[Stored records]
>> START
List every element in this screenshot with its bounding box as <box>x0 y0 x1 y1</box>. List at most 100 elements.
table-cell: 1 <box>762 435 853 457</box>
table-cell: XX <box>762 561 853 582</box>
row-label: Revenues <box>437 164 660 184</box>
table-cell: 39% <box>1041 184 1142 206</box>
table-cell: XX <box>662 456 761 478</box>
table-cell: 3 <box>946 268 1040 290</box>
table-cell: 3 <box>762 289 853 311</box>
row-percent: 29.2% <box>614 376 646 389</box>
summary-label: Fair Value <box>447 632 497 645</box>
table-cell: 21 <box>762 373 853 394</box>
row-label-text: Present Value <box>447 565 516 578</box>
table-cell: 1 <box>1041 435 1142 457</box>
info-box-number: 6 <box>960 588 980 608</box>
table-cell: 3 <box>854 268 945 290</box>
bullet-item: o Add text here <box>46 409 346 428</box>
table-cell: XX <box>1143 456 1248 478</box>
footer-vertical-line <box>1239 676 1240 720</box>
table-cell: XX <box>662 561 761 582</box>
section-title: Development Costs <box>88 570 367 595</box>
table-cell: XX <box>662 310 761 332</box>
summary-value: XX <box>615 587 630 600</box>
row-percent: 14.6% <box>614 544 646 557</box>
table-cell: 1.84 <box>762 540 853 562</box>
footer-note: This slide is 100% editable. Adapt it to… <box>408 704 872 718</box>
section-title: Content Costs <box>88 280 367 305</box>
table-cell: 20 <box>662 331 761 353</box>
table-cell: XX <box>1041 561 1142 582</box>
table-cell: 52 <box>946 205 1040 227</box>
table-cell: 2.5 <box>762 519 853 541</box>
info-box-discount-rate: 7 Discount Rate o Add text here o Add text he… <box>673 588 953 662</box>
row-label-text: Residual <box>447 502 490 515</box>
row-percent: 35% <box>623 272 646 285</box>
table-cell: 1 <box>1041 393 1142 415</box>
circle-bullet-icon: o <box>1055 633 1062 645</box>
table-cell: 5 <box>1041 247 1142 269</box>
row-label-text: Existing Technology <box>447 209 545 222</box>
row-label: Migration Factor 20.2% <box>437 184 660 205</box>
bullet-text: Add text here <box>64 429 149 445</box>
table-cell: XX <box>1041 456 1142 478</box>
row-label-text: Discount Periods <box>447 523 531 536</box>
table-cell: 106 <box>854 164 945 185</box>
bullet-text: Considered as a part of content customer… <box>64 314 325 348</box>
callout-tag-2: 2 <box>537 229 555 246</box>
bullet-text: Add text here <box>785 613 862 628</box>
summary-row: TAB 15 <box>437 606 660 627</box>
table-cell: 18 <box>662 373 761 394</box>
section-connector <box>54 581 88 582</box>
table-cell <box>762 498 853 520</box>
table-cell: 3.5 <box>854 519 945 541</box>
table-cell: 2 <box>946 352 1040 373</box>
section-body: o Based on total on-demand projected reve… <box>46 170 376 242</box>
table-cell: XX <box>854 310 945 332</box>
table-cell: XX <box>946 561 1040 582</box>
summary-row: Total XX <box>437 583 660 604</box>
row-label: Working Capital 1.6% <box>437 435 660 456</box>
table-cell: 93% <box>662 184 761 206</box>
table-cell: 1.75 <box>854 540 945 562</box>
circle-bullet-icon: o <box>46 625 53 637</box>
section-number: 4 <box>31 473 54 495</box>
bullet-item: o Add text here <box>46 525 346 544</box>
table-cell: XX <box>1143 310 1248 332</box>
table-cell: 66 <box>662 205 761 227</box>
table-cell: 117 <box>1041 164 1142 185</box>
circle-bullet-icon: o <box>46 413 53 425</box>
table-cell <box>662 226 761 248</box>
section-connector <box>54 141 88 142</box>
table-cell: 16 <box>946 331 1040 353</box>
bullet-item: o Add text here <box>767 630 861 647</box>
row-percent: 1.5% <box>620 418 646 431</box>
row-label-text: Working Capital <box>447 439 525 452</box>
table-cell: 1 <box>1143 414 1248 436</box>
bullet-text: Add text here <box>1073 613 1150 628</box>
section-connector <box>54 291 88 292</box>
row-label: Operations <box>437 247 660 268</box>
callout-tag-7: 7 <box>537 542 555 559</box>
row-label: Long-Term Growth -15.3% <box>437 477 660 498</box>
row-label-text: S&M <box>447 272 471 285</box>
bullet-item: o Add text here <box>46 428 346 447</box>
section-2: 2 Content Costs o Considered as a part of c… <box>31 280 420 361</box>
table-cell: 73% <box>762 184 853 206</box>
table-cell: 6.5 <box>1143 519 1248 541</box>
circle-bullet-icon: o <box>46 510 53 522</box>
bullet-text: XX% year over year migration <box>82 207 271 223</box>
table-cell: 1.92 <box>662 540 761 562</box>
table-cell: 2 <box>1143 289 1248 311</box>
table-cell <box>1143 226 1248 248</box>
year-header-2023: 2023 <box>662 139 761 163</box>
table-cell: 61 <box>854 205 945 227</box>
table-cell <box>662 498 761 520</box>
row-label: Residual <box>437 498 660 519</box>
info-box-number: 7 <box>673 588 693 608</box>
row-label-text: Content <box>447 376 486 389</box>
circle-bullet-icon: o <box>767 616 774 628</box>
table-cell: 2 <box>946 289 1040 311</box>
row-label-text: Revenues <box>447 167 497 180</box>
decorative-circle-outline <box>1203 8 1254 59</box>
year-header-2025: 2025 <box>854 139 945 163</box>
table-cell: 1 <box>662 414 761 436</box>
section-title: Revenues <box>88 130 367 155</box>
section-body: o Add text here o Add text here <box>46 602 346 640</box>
>> END
Reproduce every line of the listing above verbatim.

• SOLUTION FOR THIS PROBLEM
List every element in this screenshot with its bounding box as <box>x0 y0 x1 y1</box>. List at most 100 elements.
table-cell: 1 <box>762 435 853 457</box>
table-cell: XX <box>762 561 853 582</box>
row-label: Revenues <box>437 164 660 184</box>
table-cell: 39% <box>1041 184 1142 206</box>
table-cell: XX <box>662 456 761 478</box>
table-cell: 3 <box>946 268 1040 290</box>
table-cell: 3 <box>762 289 853 311</box>
row-percent: 29.2% <box>614 376 646 389</box>
summary-label: Fair Value <box>447 632 497 645</box>
table-cell: 21 <box>762 373 853 394</box>
row-label-text: Present Value <box>447 565 516 578</box>
table-cell: 1 <box>1041 435 1142 457</box>
info-box-number: 6 <box>960 588 980 608</box>
table-cell: 3 <box>854 268 945 290</box>
bullet-item: o Add text here <box>46 409 346 428</box>
table-cell: XX <box>1143 456 1248 478</box>
footer-vertical-line <box>1239 676 1240 720</box>
table-cell: XX <box>662 561 761 582</box>
section-title: Development Costs <box>88 570 367 595</box>
table-cell: XX <box>662 310 761 332</box>
summary-value: XX <box>615 587 630 600</box>
row-percent: 14.6% <box>614 544 646 557</box>
table-cell: 1.84 <box>762 540 853 562</box>
footer-note: This slide is 100% editable. Adapt it to… <box>408 704 872 718</box>
section-title: Content Costs <box>88 280 367 305</box>
table-cell: 20 <box>662 331 761 353</box>
table-cell: XX <box>1041 561 1142 582</box>
table-cell: 52 <box>946 205 1040 227</box>
table-cell: 2.5 <box>762 519 853 541</box>
info-box-discount-rate: 7 Discount Rate o Add text here o Add text he… <box>673 588 953 662</box>
row-label-text: Residual <box>447 502 490 515</box>
row-percent: 35% <box>623 272 646 285</box>
table-cell: 1 <box>1041 393 1142 415</box>
circle-bullet-icon: o <box>1055 633 1062 645</box>
table-cell: 5 <box>1041 247 1142 269</box>
row-label-text: Existing Technology <box>447 209 545 222</box>
row-label: Migration Factor 20.2% <box>437 184 660 205</box>
bullet-text: Add text here <box>64 429 149 445</box>
table-cell: XX <box>1041 456 1142 478</box>
row-label-text: Discount Periods <box>447 523 531 536</box>
table-cell: 106 <box>854 164 945 185</box>
bullet-text: Considered as a part of content customer… <box>64 314 325 348</box>
callout-tag-2: 2 <box>537 229 555 246</box>
bullet-text: Add text here <box>785 613 862 628</box>
summary-row: TAB 15 <box>437 606 660 627</box>
table-cell: 18 <box>662 373 761 394</box>
section-connector <box>54 581 88 582</box>
table-cell <box>762 498 853 520</box>
table-cell: 3.5 <box>854 519 945 541</box>
table-cell: 2 <box>946 352 1040 373</box>
section-body: o Based on total on-demand projected reve… <box>46 170 376 242</box>
table-cell: XX <box>854 310 945 332</box>
table-cell: XX <box>946 561 1040 582</box>
summary-row: Total XX <box>437 583 660 604</box>
row-label: Working Capital 1.6% <box>437 435 660 456</box>
table-cell: 93% <box>662 184 761 206</box>
table-cell: 1.75 <box>854 540 945 562</box>
circle-bullet-icon: o <box>46 625 53 637</box>
section-number: 4 <box>31 473 54 495</box>
bullet-item: o Add text here <box>46 525 346 544</box>
table-cell: XX <box>1143 310 1248 332</box>
table-cell: 66 <box>662 205 761 227</box>
table-cell: 117 <box>1041 164 1142 185</box>
circle-bullet-icon: o <box>46 413 53 425</box>
table-cell <box>662 226 761 248</box>
section-connector <box>54 141 88 142</box>
table-cell: 16 <box>946 331 1040 353</box>
bullet-item: o Add text here <box>767 630 861 647</box>
row-percent: 1.5% <box>620 418 646 431</box>
row-label-text: Working Capital <box>447 439 525 452</box>
table-cell: 1 <box>1143 414 1248 436</box>
bullet-text: Add text here <box>1073 613 1150 628</box>
section-connector <box>54 291 88 292</box>
row-label: Operations <box>437 247 660 268</box>
callout-tag-7: 7 <box>537 542 555 559</box>
row-label: Long-Term Growth -15.3% <box>437 477 660 498</box>
row-label-text: S&M <box>447 272 471 285</box>
bullet-item: o Add text here <box>46 428 346 447</box>
section-2: 2 Content Costs o Considered as a part of c… <box>31 280 420 361</box>
table-cell: 73% <box>762 184 853 206</box>
table-cell: 6.5 <box>1143 519 1248 541</box>
circle-bullet-icon: o <box>46 510 53 522</box>
bullet-text: XX% year over year migration <box>82 207 271 223</box>
table-cell: 1.92 <box>662 540 761 562</box>
table-cell: 2 <box>1143 289 1248 311</box>
table-cell <box>1143 226 1248 248</box>
year-header-2023: 2023 <box>662 139 761 163</box>
table-cell: 61 <box>854 205 945 227</box>
table-cell <box>662 498 761 520</box>
row-label: Residual <box>437 498 660 519</box>
info-box-number: 7 <box>673 588 693 608</box>
row-label-text: Content <box>447 376 486 389</box>
circle-bullet-icon: o <box>767 616 774 628</box>
table-cell: 2 <box>946 289 1040 311</box>
row-label-text: Revenues <box>447 167 497 180</box>
decorative-circle-outline <box>1203 8 1254 59</box>
year-header-2025: 2025 <box>854 139 945 163</box>
table-cell: 1 <box>662 414 761 436</box>
section-title: Revenues <box>88 130 367 155</box>
section-body: o Add text here o Add text here <box>46 602 346 640</box>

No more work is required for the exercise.